*Selected extract*.
The navy cost Pesky three years of baseball productivity, but it gained him his wife. Johnny met Ruth Hickey in Atlanta, where he was serving as an operations officer and she was a WAVE (Woman Accepted for Volunteer Emergency Service). They would stay married for sixty years, until her death in 2005.
Like Williams, Pesky didn’t see overseas duty, and he wasn’t the pilot Ted was, either. Pesky enjoyed regaling others about his teammate’s ability in the cockpit, though, especially once Williams left Pesky behind in The Right Stuff department and went to advanced training in Jacksonville, while Pesky stayed on the ground. “I heard Ted literally tore the sleeve target to shreds with his angle dives,” raved the shortstop to anyone who’d listen. “He’d shoot from wingovers, zooms, and barrel rolls, and after a few passes the sleeve was ribbons. At any rate, I know he broke the all-time record for hits.”
It was a hit Pesky supposedly had in 1948 that is his lasting legacy. Former Sox hurler and broadcaster Mel Parnell named the yellow divider between fair and foul ground in Fenway’s right field “Pesky’s Pole” in honor of a game-winning homer he said Pesky hit off it to win a game in 1948. Alas, the only homer Pesky ever hit at Fenway with Parnell pitching came in 1950, in the first inning, of a game the Sox lost. It was his only home run of the season, one of only six he ever hit at Fenway. Still, the honorific speaks to Pesky’s lifetime of service to the franchise, and the Pesky Pole is an iconic part of the Fenway experience today.
Back when Pesky was a clubhouse boy in the PCL, one of the guys he ran errands and hung up laundry for was Bobby Doerr, who was only a year older than he was. Doerr was with the Padres, a teammate of Williams, and, like Ted, a native of Southern California. His father, Harold, who had played in the PCL himself, was a telephone repairman in Los Angeles and an early booster of Bobby’s career. “He told me, ‘If you want to play baseball, I’ll cut the grass and be sure to get you to all the practices,’” Doerr later remembered. “He had a great bearing on my life. He was a great man.” Harold spread the generosity around to other kids in the area, often buying them gloves, spikes, or sometimes even a meal.
In the winter of 1936, Bobby traveled to Oregon for a few weeks of fly-fishing for steelhead trout. One night, Doerr went to a dance at a local Civilian Conservation Corps camp across the river from his home. Later that evening, he got in an old rowboat to head back, and plopped down next to his future wife, Monica. “The seat next to her was all white from being cold,” Doerr explained years later. “When I got in Monica put her coat down so I didn’t have to sit in that old icy seat. I thought that was pretty nice. I fell in love with her that night.” Oregon, too—Doerr would live there for the rest of his life when not in Boston (he and Monica lived in Newton, Massachusetts, during the season).

*Given entries*.

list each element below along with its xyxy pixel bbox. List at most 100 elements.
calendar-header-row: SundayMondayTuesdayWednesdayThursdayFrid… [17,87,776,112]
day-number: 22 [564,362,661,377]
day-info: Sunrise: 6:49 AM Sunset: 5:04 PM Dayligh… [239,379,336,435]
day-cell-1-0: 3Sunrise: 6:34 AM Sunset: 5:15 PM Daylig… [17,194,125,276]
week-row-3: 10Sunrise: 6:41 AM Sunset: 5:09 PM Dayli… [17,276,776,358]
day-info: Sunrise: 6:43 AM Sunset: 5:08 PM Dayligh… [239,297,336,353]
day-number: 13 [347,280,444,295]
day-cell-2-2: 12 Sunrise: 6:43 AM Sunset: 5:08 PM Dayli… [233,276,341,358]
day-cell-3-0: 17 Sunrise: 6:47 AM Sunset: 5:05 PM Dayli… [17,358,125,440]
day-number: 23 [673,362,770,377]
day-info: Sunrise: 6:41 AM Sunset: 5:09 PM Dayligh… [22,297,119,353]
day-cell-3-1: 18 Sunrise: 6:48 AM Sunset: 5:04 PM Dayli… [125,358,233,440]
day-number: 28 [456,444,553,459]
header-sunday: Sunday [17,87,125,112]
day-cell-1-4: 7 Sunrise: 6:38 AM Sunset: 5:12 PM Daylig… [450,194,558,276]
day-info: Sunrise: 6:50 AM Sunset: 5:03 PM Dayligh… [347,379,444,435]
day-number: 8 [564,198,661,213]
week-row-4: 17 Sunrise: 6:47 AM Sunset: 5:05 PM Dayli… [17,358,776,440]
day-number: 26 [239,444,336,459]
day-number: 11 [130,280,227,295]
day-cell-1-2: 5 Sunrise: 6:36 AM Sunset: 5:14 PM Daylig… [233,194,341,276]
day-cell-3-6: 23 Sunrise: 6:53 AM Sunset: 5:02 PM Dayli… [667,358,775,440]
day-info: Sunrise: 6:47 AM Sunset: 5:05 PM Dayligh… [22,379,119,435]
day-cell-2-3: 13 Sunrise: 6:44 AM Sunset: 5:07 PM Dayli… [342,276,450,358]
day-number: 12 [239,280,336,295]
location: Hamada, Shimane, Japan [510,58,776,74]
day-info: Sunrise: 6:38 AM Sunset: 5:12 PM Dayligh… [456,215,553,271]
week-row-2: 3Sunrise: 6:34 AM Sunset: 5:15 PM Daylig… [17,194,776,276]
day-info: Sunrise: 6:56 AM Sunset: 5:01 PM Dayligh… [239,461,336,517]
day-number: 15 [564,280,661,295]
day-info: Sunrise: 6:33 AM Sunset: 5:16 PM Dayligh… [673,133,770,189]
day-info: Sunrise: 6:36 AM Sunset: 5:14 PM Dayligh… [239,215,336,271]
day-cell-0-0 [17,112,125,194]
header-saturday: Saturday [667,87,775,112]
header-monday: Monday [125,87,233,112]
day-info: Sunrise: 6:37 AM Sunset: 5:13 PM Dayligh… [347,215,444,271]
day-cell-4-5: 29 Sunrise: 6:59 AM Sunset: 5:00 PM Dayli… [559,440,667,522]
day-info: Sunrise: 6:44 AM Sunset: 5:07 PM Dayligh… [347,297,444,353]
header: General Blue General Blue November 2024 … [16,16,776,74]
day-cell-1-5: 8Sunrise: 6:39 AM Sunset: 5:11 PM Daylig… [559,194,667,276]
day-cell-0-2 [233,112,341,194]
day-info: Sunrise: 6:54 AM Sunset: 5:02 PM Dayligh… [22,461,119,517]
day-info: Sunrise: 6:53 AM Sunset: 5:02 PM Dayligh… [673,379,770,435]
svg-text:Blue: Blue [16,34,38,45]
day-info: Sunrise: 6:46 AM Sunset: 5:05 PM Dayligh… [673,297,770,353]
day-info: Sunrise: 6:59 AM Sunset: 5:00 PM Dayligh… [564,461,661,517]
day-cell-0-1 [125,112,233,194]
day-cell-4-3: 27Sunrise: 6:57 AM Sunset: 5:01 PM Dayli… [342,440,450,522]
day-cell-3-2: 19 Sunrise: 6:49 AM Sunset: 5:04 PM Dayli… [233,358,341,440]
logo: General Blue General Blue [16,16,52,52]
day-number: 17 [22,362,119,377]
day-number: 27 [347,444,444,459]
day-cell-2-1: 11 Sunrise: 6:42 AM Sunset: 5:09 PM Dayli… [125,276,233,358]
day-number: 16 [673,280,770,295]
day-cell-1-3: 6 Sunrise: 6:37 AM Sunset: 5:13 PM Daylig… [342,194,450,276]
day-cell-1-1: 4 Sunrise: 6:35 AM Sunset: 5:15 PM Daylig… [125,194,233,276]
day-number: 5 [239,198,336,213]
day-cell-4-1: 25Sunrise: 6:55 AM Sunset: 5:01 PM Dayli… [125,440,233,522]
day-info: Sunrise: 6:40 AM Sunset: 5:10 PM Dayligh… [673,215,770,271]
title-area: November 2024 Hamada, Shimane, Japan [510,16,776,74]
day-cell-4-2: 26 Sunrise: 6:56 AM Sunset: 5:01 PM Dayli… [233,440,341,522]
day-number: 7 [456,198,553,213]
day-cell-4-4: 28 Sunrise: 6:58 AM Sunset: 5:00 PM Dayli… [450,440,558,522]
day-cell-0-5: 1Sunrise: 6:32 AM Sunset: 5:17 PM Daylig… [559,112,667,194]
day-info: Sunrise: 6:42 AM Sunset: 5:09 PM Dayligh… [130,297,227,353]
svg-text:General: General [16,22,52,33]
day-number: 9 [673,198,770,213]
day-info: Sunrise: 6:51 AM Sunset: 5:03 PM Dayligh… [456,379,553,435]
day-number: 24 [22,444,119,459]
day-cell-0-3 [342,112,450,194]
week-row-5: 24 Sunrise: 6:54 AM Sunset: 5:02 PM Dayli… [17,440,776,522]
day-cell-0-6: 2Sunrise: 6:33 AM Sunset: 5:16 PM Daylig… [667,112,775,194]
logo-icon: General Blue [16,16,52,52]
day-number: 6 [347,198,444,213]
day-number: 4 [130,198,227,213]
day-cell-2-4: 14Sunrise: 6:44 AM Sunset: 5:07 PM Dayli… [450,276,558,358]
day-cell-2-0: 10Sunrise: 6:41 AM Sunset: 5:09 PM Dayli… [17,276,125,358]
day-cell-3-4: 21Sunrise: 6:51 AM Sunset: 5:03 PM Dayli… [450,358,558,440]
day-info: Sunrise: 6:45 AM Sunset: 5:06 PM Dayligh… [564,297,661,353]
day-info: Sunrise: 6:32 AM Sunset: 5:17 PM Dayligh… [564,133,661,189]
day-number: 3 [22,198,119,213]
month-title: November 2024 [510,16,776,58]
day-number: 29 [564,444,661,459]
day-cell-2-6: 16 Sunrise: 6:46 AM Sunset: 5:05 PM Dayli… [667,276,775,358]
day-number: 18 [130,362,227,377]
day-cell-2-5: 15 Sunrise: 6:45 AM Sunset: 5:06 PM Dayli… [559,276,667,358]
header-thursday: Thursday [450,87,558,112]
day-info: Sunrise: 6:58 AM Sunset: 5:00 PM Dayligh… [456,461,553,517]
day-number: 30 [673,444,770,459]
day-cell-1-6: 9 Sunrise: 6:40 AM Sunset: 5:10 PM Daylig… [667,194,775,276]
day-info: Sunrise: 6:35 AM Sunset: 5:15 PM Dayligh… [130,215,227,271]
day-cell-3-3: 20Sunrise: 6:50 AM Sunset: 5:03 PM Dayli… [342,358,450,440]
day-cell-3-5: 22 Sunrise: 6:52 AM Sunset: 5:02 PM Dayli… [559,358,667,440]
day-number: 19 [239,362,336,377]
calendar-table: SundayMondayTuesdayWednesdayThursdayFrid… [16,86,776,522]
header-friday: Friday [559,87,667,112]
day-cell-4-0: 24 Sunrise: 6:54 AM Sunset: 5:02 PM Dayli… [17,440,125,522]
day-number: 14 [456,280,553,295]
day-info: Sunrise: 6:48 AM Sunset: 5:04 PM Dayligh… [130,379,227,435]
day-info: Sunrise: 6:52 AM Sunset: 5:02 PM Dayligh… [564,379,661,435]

*Given instruction A*.
Answer these questions from the Pesky and Doerr passage, one per line:
(i) In what city did Johnny Pesky meet Ruth Hickey?
(ii) In what year did Pesky hit his only Fenway homer with Parnell pitching?
(iii) What job did Harold Doerr hold in Los Angeles?
*Given instruction B*.
For each statement, say whether it agrees with the Pesky and Doerr passage. Answer yes or no, and quote the words from the passage that decide it.
(i) Pesky and Ruth stayed married until her death in 2005.
(ii) Pesky served overseas in the navy.
(iii) Bobby Doerr was several years older than Pesky.
*Given instruction C*. Print the part of the Pesky and Doerr passage between "Back when Pesky" and "even a meal.", inclusive.
The listing is separate material and has nothing to do with the Pesky and Doerr passage.

*Expected output A*.
(i) Atlanta
(ii) 1950
(iii) Telephone repairman

*Expected output B*.
(i) Yes: "They would stay married for sixty years, until her death in 2005."
(ii) No: "Like Williams, Pesky didn’t see overseas duty"
(iii) No: "who was only a year older than he was"

*Expected output C*.
Back when Pesky was a clubhouse boy in the PCL, one of the guys he ran errands and hung up laundry for was Bobby Doerr, who was only a year older than he was. Doerr was with the Padres, a teammate of Williams, and, like Ted, a native of Southern California. His father, Harold, who had played in the PCL himself, was a telephone repairman in Los Angeles and an early booster of Bobby’s career. “He told me, ‘If you want to play baseball, I’ll cut the grass and be sure to get you to all the practices,’” Doerr later remembered. “He had a great bearing on my life. He was a great man.” Harold spread the generosity around to other kids in the area, often buying them gloves, spikes, or sometimes even a meal.